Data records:
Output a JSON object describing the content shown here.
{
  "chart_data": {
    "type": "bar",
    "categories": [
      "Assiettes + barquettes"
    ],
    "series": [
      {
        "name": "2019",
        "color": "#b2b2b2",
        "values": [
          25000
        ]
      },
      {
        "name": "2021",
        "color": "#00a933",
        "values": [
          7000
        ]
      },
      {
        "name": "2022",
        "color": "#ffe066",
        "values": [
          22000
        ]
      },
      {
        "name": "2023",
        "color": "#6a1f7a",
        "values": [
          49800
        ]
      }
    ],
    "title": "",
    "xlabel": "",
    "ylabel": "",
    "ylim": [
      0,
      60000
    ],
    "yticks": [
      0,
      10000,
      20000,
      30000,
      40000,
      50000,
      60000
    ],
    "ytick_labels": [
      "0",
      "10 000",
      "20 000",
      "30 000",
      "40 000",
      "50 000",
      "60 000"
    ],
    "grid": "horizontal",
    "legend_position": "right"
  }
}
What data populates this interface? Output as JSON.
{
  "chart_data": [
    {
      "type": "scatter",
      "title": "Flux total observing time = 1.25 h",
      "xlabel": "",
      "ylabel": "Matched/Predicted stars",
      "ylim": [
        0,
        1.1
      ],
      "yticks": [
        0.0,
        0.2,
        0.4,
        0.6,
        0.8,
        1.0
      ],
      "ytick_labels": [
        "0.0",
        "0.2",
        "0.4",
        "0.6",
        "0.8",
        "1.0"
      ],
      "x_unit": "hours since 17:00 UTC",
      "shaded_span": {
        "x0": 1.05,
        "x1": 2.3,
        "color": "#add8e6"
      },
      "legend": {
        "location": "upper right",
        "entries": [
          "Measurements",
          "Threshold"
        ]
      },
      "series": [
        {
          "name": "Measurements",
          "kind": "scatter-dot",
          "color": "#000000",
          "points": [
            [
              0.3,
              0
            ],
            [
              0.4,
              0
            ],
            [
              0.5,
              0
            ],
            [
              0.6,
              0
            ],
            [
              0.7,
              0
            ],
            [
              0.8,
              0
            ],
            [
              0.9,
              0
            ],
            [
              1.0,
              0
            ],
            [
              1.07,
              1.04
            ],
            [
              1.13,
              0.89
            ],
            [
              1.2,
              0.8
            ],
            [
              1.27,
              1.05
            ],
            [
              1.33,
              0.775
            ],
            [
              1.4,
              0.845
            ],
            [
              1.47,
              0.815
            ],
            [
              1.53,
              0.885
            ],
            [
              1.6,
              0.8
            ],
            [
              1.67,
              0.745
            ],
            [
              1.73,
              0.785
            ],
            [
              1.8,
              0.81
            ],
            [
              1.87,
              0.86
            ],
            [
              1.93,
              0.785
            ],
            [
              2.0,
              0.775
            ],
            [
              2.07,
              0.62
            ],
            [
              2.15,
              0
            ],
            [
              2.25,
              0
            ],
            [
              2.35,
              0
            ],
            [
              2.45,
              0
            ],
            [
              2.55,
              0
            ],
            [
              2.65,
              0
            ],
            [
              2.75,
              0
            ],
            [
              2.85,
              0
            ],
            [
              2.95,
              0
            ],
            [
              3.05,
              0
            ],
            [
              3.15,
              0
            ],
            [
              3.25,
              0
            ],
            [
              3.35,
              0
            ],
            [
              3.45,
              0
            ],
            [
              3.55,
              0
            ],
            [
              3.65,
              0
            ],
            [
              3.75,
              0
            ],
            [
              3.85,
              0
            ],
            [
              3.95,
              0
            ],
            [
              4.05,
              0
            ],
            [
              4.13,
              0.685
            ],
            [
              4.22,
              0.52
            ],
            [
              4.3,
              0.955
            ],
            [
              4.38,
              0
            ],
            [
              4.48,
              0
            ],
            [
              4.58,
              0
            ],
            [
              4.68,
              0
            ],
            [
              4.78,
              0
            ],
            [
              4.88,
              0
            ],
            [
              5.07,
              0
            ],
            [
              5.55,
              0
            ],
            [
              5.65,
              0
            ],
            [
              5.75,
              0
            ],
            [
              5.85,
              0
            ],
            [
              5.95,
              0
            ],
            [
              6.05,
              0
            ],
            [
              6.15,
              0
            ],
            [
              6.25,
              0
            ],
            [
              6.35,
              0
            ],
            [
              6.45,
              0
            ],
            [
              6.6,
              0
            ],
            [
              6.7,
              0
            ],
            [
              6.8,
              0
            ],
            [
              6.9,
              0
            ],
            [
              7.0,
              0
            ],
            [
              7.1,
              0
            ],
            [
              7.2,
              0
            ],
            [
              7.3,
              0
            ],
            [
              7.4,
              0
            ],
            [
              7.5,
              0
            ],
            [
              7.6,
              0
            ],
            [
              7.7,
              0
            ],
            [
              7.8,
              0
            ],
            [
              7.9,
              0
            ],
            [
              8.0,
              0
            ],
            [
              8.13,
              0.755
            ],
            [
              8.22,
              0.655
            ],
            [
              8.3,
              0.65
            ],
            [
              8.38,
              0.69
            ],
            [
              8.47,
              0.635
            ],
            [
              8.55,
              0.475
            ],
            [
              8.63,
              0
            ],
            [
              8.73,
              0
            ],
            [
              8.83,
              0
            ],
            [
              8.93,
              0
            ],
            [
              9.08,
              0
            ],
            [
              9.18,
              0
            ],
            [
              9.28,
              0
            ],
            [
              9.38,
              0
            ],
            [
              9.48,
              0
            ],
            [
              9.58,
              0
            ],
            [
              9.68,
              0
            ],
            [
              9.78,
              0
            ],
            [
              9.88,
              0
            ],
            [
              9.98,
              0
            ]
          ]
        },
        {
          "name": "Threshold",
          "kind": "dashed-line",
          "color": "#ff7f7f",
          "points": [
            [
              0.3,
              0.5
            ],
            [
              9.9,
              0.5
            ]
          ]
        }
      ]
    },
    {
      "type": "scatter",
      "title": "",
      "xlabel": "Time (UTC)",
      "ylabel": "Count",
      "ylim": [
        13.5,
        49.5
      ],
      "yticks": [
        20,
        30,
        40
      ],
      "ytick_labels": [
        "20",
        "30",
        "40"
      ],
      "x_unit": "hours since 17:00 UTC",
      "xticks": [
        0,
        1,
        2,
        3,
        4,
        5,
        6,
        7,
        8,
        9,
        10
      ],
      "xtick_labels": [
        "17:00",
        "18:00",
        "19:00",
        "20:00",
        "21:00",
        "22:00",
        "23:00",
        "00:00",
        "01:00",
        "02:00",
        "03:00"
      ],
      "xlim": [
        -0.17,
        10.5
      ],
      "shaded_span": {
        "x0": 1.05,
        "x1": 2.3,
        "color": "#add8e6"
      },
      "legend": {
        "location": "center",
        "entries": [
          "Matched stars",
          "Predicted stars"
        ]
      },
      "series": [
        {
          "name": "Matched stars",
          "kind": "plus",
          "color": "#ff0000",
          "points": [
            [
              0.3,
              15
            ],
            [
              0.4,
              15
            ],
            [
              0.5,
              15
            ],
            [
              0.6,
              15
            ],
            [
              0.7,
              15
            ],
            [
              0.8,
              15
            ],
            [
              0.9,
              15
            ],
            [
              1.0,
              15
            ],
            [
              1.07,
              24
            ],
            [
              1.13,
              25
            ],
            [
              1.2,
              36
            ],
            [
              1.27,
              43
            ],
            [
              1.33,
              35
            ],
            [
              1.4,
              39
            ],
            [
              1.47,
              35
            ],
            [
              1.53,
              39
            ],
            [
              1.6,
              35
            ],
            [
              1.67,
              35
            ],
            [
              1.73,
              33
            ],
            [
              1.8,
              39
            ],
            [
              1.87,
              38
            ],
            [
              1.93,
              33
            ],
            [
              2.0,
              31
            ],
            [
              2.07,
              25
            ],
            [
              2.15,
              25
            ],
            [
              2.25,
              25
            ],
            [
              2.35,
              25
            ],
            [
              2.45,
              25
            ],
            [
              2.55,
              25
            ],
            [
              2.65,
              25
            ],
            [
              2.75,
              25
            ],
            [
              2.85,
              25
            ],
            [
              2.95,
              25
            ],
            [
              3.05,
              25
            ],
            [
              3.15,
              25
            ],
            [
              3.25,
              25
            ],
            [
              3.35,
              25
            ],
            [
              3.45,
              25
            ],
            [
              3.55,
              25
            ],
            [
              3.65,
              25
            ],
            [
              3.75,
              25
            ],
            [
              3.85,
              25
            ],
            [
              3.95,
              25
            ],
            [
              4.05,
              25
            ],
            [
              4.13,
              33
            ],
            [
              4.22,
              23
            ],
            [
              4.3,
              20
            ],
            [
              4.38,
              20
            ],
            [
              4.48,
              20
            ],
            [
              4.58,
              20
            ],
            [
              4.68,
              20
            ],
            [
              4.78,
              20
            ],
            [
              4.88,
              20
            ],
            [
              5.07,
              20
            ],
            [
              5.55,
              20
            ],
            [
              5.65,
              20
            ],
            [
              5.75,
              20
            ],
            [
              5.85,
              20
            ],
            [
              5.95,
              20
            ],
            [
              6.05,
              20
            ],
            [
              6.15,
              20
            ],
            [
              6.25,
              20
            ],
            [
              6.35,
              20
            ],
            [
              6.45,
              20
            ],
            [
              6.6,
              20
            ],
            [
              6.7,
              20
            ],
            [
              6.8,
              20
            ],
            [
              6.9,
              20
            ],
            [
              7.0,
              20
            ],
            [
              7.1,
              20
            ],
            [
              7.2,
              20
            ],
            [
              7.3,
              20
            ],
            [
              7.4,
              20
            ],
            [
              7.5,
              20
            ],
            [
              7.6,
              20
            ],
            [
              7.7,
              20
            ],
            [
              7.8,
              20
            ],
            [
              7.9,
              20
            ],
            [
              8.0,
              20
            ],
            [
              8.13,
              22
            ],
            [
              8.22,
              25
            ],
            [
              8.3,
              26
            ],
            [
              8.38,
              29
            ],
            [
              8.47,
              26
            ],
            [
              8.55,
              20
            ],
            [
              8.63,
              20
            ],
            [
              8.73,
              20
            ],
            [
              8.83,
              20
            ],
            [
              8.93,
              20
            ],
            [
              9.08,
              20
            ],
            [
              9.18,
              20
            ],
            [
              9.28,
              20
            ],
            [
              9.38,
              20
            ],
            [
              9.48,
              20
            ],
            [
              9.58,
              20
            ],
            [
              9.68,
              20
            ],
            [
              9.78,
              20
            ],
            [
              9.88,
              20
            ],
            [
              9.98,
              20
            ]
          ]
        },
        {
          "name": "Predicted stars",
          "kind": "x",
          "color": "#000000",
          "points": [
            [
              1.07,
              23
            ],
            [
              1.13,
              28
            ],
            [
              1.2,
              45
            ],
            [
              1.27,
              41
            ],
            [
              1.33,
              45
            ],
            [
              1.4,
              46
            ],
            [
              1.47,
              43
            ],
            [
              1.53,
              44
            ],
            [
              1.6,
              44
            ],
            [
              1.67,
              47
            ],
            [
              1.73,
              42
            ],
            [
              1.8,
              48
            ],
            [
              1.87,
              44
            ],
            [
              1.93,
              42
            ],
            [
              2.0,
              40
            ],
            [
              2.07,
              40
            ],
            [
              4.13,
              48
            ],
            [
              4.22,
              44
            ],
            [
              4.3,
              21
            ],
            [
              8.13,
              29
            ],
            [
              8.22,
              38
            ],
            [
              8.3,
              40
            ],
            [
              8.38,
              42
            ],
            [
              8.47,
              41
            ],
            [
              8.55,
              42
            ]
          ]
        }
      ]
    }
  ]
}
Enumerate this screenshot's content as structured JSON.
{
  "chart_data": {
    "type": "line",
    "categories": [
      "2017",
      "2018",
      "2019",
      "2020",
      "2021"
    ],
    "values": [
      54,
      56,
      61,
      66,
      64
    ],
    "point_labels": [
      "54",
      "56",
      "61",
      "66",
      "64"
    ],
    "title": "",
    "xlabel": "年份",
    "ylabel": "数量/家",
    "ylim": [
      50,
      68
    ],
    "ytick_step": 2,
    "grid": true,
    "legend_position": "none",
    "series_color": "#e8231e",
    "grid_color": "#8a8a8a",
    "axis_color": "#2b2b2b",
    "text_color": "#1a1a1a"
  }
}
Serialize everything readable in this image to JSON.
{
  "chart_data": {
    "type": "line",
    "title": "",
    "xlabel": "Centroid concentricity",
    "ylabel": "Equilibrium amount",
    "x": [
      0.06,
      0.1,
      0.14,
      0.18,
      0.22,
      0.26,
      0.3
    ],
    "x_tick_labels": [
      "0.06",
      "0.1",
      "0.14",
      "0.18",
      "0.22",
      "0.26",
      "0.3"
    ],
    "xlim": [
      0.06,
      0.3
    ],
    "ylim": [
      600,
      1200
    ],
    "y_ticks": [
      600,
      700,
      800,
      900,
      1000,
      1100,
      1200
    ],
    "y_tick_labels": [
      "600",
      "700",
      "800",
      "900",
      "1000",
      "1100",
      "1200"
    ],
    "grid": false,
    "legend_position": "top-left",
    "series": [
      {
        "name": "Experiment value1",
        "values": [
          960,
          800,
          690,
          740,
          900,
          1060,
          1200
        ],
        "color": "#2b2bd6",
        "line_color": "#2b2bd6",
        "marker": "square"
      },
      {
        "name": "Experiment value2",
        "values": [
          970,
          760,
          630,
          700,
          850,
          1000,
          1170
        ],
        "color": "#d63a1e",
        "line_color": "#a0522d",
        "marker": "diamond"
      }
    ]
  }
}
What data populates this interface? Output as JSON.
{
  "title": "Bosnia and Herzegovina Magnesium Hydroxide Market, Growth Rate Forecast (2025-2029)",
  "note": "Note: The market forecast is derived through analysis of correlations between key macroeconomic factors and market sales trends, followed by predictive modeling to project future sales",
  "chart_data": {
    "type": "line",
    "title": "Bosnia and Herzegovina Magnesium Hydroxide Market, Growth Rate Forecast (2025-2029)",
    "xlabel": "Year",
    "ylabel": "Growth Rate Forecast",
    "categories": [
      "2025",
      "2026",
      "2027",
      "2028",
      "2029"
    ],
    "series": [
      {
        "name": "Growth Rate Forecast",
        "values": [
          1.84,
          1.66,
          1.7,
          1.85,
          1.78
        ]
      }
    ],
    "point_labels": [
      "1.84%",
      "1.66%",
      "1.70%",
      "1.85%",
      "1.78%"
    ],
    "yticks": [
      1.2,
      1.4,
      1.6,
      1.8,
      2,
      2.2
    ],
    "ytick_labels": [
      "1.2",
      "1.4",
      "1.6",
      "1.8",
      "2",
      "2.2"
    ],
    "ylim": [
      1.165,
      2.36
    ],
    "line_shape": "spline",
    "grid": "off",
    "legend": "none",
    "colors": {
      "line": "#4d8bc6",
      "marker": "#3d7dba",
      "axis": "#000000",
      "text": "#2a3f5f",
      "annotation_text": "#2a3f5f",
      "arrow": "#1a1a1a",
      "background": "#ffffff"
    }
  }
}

● DESCRIPTION OF THE TASK
In the lines above, locate the string "ylabel". Copy every line where it occurs.

● EXERCISE SOLUTION
    "ylabel": "",
      "ylabel": "Matched/Predicted stars",
      "ylabel": "Count",
    "ylabel": "数量/家",
    "ylabel": "Equilibrium amount",
    "ylabel": "Growth Rate Forecast",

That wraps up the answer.